⟨

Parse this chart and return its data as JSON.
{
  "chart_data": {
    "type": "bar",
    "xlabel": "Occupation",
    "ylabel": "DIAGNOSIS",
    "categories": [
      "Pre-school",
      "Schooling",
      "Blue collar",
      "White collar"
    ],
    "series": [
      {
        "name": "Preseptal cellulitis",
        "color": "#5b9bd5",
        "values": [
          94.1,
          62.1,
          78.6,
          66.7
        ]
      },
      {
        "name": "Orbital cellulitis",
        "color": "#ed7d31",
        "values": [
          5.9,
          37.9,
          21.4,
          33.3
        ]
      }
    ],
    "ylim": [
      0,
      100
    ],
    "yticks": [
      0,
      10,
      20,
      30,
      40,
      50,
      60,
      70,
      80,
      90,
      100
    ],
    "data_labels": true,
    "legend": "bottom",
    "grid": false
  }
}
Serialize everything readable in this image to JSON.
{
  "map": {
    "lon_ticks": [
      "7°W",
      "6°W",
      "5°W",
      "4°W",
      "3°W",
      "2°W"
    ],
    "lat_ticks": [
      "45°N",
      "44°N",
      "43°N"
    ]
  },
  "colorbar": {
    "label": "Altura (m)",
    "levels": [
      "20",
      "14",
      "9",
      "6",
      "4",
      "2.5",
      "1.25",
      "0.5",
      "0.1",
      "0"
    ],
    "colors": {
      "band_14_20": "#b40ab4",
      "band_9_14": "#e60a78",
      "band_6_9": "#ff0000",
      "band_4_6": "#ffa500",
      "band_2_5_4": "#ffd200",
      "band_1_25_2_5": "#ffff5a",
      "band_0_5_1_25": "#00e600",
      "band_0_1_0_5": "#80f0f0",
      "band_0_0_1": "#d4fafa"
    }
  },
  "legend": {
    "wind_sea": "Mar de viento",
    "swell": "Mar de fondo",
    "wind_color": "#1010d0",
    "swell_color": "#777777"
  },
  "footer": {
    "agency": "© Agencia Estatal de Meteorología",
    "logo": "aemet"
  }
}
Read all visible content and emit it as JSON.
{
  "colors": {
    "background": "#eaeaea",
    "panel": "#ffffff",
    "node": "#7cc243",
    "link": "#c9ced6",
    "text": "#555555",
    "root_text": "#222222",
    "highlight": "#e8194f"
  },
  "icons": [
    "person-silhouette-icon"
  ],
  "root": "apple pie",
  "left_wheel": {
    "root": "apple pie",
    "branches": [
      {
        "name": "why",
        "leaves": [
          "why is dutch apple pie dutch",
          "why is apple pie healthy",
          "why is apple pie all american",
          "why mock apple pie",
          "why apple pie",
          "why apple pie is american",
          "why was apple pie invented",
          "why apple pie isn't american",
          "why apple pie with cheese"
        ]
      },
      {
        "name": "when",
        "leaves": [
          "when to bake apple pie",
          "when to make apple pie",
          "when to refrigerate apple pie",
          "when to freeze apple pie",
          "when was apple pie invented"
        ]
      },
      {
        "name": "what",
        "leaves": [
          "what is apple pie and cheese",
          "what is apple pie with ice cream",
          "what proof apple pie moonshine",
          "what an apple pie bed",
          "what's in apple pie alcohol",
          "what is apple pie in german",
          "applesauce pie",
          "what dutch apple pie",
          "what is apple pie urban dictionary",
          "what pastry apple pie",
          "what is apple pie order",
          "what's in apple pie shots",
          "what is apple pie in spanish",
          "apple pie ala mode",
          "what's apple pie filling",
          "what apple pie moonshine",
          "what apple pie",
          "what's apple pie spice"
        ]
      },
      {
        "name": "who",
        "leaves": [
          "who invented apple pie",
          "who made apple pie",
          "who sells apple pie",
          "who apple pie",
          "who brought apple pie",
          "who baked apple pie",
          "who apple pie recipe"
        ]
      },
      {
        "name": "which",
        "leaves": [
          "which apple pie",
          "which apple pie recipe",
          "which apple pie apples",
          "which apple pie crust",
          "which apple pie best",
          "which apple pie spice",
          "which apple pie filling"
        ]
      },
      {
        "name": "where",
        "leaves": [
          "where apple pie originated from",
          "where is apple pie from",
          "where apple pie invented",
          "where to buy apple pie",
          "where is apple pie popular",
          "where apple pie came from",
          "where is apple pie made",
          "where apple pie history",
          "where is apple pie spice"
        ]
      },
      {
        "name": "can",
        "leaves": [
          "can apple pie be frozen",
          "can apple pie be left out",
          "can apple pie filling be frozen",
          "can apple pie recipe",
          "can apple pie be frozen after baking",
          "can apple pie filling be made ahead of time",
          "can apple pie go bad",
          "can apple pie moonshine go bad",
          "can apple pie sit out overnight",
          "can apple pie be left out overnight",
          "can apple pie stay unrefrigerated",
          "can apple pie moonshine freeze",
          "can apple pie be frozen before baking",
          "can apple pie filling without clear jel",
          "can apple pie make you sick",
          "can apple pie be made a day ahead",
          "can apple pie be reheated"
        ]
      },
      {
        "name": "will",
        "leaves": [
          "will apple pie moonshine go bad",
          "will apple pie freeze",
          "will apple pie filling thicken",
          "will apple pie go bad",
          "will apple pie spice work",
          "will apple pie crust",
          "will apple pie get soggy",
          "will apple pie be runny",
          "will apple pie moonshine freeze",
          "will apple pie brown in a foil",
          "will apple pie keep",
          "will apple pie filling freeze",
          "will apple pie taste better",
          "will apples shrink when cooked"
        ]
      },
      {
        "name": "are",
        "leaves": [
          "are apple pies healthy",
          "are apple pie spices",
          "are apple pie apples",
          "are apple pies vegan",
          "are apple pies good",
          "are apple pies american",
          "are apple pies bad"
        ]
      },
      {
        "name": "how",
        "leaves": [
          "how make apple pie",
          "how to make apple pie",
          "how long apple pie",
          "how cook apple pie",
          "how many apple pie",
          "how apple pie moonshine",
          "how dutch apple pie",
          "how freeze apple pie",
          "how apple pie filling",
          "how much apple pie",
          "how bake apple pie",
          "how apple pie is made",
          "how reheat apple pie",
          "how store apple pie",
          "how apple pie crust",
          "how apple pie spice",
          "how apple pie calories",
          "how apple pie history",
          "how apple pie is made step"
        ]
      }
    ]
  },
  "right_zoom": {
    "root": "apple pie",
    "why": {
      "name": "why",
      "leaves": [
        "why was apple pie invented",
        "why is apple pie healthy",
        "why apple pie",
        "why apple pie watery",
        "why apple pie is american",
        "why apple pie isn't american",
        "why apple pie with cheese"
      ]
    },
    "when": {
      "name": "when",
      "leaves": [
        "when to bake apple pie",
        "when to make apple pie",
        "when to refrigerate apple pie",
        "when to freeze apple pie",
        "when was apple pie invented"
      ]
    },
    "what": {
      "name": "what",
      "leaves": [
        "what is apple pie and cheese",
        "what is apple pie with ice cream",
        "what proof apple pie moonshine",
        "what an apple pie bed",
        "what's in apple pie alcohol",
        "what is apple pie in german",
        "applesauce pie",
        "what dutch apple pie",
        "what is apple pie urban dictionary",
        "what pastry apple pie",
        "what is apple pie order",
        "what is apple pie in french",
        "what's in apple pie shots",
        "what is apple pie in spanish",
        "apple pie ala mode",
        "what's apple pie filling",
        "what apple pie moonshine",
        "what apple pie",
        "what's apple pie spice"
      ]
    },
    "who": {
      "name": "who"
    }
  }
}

⟩

(What is asked) Look through the entries above. Extract each line with the word "overnight".

(Solution)
          "can apple pie sit out overnight",
          "can apple pie be left out overnight",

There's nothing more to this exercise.